• **TASK GOAL**
In full and without deviation, write out the entries that follow.

• **MATERIAL SUPPLIED**
===============

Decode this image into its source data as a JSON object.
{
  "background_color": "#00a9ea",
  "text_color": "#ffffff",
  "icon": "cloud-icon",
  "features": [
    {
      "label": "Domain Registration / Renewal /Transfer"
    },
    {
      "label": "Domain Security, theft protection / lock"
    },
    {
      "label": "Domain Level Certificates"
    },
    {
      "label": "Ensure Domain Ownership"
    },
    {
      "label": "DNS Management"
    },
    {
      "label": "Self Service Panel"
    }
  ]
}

===============

• **COMPLETE ANSWER**
Decode this image into its source data as a JSON object.
{
  "background_color": "#00a9ea",
  "text_color": "#ffffff",
  "icon": "cloud-icon",
  "features": [
    {
      "label": "Domain Registration / Renewal /Transfer"
    },
    {
      "label": "Domain Security, theft protection / lock"
    },
    {
      "label": "Domain Level Certificates"
    },
    {
      "label": "Ensure Domain Ownership"
    },
    {
      "label": "DNS Management"
    },
    {
      "label": "Self Service Panel"
    }
  ]
}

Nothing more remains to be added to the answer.